THE TASK:
Transcribe each entry below exactly. Pictures do not go in the copy.

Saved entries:
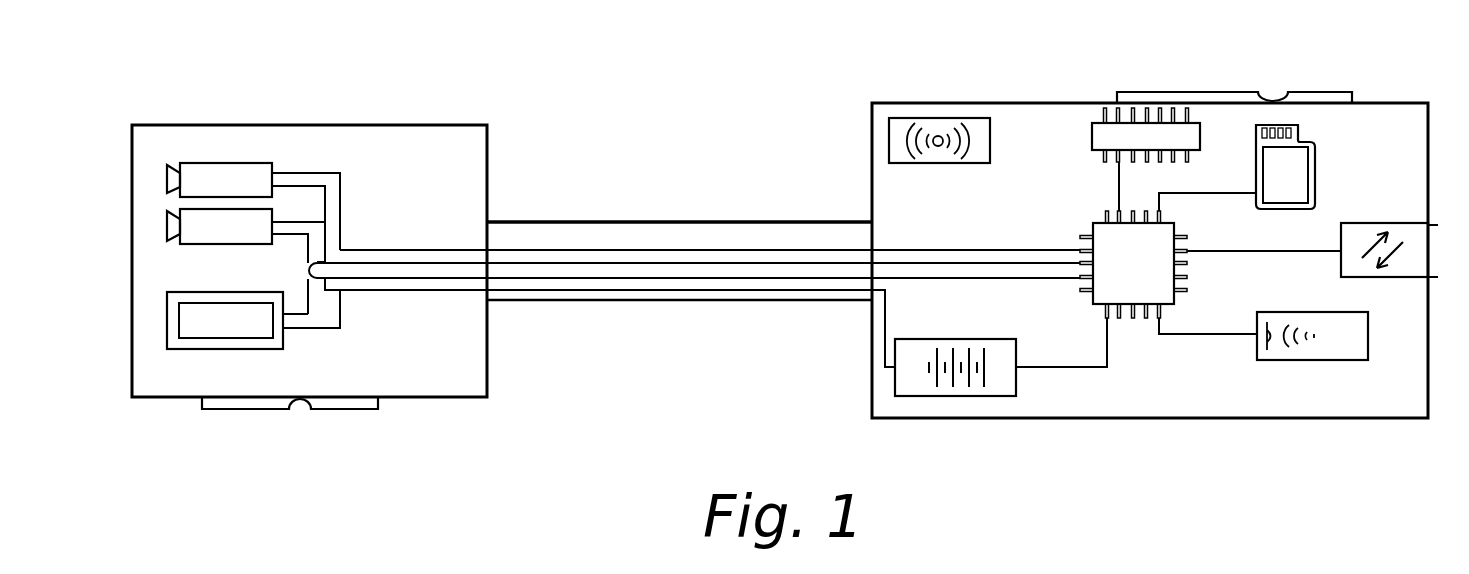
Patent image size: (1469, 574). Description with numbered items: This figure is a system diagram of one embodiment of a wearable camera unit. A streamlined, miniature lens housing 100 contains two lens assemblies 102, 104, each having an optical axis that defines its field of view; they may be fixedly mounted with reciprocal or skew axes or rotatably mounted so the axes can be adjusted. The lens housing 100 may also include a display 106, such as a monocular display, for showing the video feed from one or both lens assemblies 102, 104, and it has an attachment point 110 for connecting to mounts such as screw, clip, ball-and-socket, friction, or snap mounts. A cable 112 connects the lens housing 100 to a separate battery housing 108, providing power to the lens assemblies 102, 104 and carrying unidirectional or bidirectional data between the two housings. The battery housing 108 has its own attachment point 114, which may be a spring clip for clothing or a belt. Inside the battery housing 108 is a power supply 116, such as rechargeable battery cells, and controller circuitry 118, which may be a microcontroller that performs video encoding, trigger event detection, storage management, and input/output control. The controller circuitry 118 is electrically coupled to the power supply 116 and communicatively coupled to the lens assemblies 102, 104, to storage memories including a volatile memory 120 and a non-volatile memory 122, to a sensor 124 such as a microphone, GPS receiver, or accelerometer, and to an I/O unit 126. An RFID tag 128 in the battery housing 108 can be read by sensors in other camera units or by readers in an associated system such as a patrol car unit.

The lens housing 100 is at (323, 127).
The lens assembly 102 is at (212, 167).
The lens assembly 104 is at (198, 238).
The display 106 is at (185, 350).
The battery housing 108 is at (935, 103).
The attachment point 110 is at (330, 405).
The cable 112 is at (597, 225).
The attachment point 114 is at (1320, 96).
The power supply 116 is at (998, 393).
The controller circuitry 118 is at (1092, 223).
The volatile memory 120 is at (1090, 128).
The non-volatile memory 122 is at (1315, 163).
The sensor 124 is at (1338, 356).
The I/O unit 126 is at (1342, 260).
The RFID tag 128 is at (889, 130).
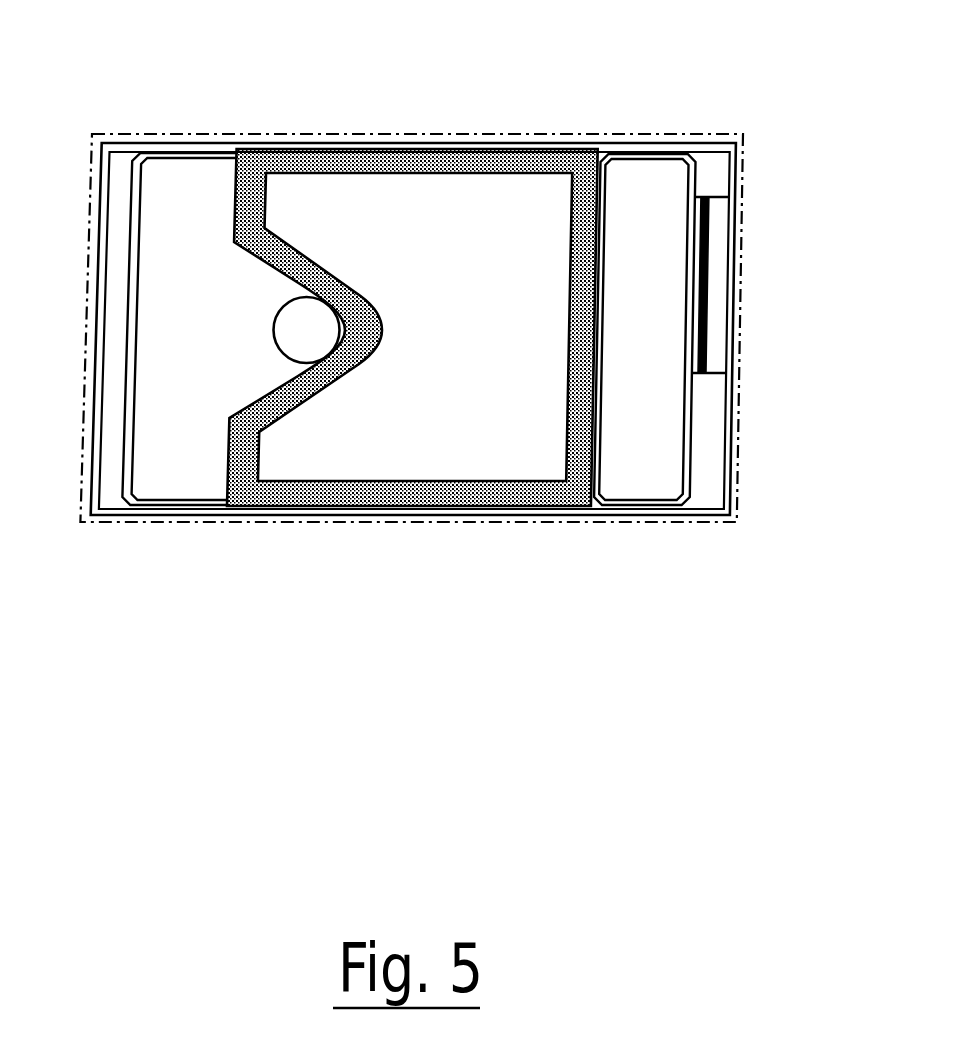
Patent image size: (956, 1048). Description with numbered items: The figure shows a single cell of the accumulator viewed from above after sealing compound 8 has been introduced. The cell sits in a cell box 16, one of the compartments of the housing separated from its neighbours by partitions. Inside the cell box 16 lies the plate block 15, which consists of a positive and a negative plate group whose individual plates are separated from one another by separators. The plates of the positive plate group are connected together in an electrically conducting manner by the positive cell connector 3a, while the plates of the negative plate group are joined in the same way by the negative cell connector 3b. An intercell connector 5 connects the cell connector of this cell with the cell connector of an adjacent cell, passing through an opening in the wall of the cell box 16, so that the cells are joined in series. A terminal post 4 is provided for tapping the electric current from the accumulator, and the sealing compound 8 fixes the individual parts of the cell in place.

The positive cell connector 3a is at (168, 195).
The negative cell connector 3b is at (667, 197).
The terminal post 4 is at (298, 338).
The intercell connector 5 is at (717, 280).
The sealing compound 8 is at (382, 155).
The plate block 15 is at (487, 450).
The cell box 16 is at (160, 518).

EXPECTED ANSWER:
Patent image size: (1469, 574). Description with numbered items: This figure is a system diagram of one embodiment of a wearable camera unit. A streamlined, miniature lens housing 100 contains two lens assemblies 102, 104, each having an optical axis that defines its field of view; they may be fixedly mounted with reciprocal or skew axes or rotatably mounted so the axes can be adjusted. The lens housing 100 may also include a display 106, such as a monocular display, for showing the video feed from one or both lens assemblies 102, 104, and it has an attachment point 110 for connecting to mounts such as screw, clip, ball-and-socket, friction, or snap mounts. A cable 112 connects the lens housing 100 to a separate battery housing 108, providing power to the lens assemblies 102, 104 and carrying unidirectional or bidirectional data between the two housings. The battery housing 108 has its own attachment point 114, which may be a spring clip for clothing or a belt. Inside the battery housing 108 is a power supply 116, such as rechargeable battery cells, and controller circuitry 118, which may be a microcontroller that performs video encoding, trigger event detection, storage management, and input/output control. The controller circuitry 118 is electrically coupled to the power supply 116 and communicatively coupled to the lens assemblies 102, 104, to storage memories including a volatile memory 120 and a non-volatile memory 122, to a sensor 124 such as a microphone, GPS receiver, or accelerometer, and to an I/O unit 126. An RFID tag 128 in the battery housing 108 can be read by sensors in other camera units or by readers in an associated system such as a patrol car unit.

The lens housing 100 is at (323, 127).
The lens assembly 102 is at (212, 167).
The lens assembly 104 is at (198, 238).
The display 106 is at (185, 350).
The battery housing 108 is at (935, 103).
The attachment point 110 is at (330, 405).
The cable 112 is at (597, 225).
The attachment point 114 is at (1320, 96).
The power supply 116 is at (998, 393).
The controller circuitry 118 is at (1092, 223).
The volatile memory 120 is at (1090, 128).
The non-volatile memory 122 is at (1315, 163).
The sensor 124 is at (1338, 356).
The I/O unit 126 is at (1342, 260).
The RFID tag 128 is at (889, 130).
Patent image size: (956, 1048). Description with numbered items: The figure shows a single cell of the accumulator viewed from above after sealing compound 8 has been introduced. The cell sits in a cell box 16, one of the compartments of the housing separated from its neighbours by partitions. Inside the cell box 16 lies the plate block 15, which consists of a positive and a negative plate group whose individual plates are separated from one another by separators. The plates of the positive plate group are connected together in an electrically conducting manner by the positive cell connector 3a, while the plates of the negative plate group are joined in the same way by the negative cell connector 3b. An intercell connector 5 connects the cell connector of this cell with the cell connector of an adjacent cell, passing through an opening in the wall of the cell box 16, so that the cells are joined in series. A terminal post 4 is provided for tapping the electric current from the accumulator, and the sealing compound 8 fixes the individual parts of the cell in place.

The positive cell connector 3a is at (168, 195).
The negative cell connector 3b is at (667, 197).
The terminal post 4 is at (298, 338).
The intercell connector 5 is at (717, 280).
The sealing compound 8 is at (382, 155).
The plate block 15 is at (487, 450).
The cell box 16 is at (160, 518).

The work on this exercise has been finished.